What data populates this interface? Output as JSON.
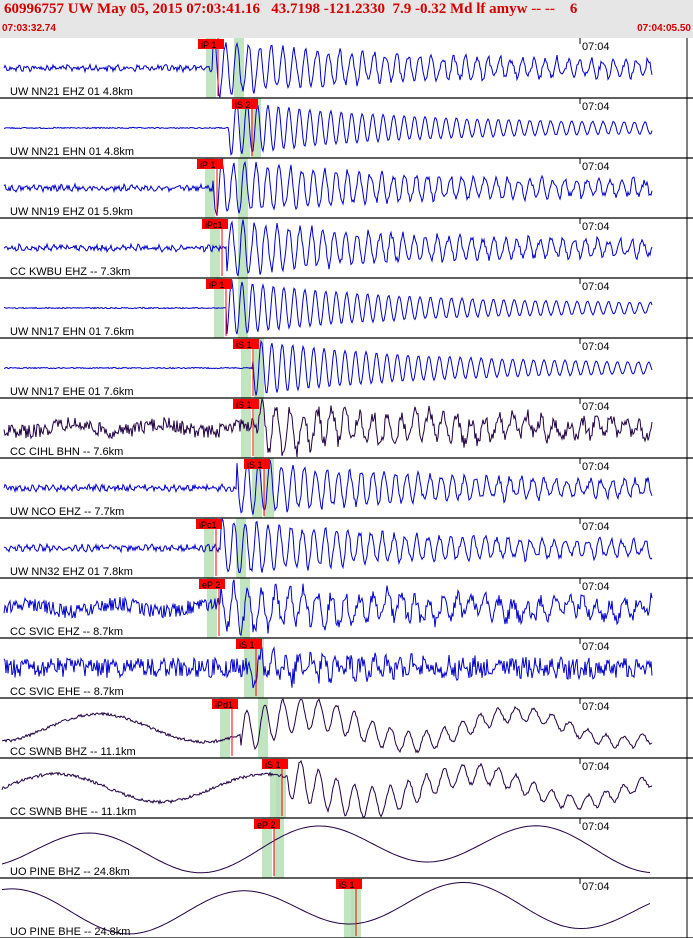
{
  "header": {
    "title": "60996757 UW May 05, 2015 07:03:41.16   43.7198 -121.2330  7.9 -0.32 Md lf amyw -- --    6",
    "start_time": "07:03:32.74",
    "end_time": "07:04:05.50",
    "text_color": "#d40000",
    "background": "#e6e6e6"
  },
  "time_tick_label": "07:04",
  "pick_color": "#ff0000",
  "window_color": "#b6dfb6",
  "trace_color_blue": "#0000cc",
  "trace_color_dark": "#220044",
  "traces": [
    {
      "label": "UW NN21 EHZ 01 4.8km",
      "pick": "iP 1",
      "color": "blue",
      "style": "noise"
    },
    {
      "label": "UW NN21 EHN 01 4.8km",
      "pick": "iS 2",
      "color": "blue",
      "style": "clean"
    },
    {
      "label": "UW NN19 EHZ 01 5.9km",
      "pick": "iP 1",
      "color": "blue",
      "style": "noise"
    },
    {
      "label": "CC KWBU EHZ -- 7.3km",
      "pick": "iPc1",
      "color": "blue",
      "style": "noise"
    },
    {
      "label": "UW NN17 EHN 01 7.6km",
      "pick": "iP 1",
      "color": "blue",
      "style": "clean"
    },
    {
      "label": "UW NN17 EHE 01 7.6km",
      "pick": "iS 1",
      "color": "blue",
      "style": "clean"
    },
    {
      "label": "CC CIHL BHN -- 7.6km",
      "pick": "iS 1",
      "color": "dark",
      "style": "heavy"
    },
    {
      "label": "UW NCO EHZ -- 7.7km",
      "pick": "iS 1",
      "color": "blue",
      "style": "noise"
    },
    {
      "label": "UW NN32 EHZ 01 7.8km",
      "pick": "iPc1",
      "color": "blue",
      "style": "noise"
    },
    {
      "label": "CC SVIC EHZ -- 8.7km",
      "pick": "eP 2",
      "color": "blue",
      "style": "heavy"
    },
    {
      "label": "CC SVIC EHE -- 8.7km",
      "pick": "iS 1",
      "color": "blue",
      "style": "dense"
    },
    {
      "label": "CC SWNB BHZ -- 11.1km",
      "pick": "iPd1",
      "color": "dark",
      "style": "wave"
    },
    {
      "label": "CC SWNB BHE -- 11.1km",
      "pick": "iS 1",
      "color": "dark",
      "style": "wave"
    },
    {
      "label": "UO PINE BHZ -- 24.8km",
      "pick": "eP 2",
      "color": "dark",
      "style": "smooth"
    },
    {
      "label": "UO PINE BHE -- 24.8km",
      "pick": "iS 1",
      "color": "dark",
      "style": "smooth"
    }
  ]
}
----
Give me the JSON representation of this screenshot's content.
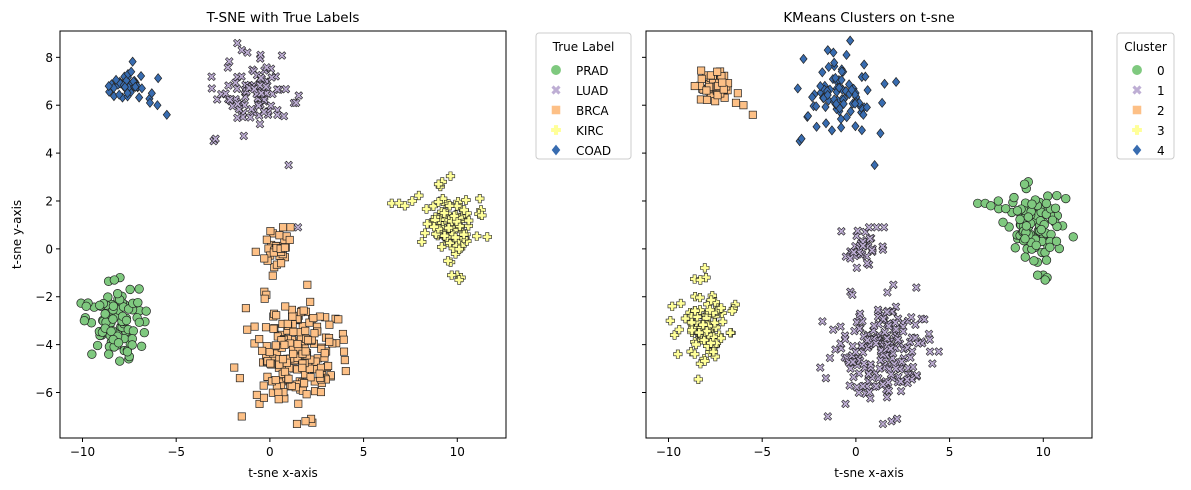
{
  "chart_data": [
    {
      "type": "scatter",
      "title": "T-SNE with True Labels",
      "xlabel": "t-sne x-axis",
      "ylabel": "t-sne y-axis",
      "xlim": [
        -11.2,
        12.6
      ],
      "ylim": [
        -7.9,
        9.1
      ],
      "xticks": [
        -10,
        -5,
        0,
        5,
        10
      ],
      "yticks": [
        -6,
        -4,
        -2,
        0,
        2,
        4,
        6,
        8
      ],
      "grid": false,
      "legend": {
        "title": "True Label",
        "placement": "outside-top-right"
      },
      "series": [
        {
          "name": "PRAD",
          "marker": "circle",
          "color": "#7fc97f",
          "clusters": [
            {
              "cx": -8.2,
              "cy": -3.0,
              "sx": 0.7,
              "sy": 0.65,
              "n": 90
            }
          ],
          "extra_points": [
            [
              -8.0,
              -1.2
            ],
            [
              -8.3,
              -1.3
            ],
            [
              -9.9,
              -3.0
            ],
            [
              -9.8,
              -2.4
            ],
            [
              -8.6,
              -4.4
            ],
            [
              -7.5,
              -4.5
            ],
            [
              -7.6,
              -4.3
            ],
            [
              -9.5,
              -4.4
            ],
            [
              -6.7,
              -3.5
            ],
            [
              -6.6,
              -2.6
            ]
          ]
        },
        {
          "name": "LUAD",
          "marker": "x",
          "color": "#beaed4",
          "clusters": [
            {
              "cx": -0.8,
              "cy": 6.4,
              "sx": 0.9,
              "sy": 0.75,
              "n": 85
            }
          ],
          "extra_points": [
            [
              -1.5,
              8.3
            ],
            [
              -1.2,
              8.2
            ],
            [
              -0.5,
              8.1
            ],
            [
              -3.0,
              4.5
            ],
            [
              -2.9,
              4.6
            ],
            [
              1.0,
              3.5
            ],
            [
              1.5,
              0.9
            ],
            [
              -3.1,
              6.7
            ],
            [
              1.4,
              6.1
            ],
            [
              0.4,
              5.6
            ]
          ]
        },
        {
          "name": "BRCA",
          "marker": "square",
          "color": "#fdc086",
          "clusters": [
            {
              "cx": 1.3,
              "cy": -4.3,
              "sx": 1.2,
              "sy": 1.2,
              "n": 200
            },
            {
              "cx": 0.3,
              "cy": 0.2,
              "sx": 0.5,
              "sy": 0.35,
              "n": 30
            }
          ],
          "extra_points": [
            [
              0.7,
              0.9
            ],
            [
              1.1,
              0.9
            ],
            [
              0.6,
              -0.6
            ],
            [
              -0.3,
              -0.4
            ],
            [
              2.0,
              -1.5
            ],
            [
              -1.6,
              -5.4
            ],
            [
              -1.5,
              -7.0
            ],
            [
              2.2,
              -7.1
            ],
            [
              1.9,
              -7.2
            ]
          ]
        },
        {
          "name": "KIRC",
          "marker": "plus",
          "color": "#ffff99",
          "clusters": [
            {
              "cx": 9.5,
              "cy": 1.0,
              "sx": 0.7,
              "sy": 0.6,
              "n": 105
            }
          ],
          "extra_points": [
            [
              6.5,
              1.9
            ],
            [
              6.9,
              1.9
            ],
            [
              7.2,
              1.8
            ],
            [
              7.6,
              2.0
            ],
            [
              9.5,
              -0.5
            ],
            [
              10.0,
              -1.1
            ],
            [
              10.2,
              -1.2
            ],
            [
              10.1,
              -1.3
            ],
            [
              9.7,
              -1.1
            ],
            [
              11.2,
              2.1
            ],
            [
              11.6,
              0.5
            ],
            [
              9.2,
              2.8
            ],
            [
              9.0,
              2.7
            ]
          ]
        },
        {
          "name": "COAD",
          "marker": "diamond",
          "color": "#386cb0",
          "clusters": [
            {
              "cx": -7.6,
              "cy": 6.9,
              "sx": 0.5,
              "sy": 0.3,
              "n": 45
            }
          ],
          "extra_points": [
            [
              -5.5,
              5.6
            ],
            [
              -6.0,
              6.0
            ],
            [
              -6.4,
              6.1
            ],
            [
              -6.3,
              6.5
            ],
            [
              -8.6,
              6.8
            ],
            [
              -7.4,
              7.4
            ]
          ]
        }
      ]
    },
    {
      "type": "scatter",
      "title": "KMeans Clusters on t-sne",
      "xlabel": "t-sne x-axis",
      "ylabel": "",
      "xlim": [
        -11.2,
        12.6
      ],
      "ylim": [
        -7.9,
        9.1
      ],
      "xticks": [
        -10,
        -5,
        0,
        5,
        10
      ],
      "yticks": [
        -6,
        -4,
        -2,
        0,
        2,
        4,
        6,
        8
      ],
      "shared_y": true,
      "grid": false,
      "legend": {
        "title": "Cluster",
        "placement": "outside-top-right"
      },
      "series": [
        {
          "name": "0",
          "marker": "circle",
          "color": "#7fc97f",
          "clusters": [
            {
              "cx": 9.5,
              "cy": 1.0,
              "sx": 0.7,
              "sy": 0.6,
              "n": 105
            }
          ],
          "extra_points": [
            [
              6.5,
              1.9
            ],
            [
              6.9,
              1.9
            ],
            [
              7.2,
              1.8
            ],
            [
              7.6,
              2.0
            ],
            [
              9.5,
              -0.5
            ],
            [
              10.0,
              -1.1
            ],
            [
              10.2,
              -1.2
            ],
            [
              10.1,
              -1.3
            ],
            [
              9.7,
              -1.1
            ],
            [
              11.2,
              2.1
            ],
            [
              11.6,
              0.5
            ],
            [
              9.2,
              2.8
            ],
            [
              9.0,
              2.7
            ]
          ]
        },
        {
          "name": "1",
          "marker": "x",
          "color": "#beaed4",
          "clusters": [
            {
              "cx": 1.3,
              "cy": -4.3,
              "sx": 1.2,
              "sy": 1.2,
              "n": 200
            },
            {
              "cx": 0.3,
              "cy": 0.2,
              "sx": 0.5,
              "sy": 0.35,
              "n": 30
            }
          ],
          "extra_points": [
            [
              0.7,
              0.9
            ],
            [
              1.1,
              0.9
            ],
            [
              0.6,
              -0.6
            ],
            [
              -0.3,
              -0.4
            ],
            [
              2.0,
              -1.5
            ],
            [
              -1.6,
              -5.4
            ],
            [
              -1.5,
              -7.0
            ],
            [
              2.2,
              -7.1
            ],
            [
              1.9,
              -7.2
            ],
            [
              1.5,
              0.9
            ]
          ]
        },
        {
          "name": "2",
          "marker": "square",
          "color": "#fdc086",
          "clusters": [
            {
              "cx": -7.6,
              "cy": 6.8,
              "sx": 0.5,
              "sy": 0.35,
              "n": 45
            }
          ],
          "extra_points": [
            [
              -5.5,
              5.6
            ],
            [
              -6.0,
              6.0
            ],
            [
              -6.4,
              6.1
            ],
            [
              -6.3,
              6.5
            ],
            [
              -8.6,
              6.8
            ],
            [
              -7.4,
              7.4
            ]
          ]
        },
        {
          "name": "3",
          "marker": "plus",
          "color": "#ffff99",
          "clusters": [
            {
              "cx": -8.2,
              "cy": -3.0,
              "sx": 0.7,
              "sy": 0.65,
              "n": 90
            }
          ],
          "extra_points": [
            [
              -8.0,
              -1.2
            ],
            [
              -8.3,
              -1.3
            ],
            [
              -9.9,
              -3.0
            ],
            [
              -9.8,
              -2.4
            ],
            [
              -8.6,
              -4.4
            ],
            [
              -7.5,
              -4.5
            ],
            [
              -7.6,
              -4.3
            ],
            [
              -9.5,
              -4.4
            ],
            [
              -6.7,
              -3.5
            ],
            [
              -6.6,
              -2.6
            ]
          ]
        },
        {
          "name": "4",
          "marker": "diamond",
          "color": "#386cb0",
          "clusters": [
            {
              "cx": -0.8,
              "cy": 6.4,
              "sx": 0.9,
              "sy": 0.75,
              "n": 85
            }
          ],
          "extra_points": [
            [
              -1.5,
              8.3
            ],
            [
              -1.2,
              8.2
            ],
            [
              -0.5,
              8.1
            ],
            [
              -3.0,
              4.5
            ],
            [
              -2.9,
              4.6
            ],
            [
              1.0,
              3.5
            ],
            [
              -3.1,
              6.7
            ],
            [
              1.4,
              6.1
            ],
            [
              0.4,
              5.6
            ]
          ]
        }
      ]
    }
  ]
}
----
_WRITTEN EXERCISE:_ In the entries above, locate every line with the word "title" and copy it.

_FULL SOLUTION:_
    "title": "60996757 UW May 05, 2015 07:03:41.16   43.7198 -121.2330  7.9 -0.32 Md lf amyw -- --    6",
      "title": "T-SNE with True Labels",
        "title": "True Label",
      "title": "KMeans Clusters on t-sne",
        "title": "Cluster",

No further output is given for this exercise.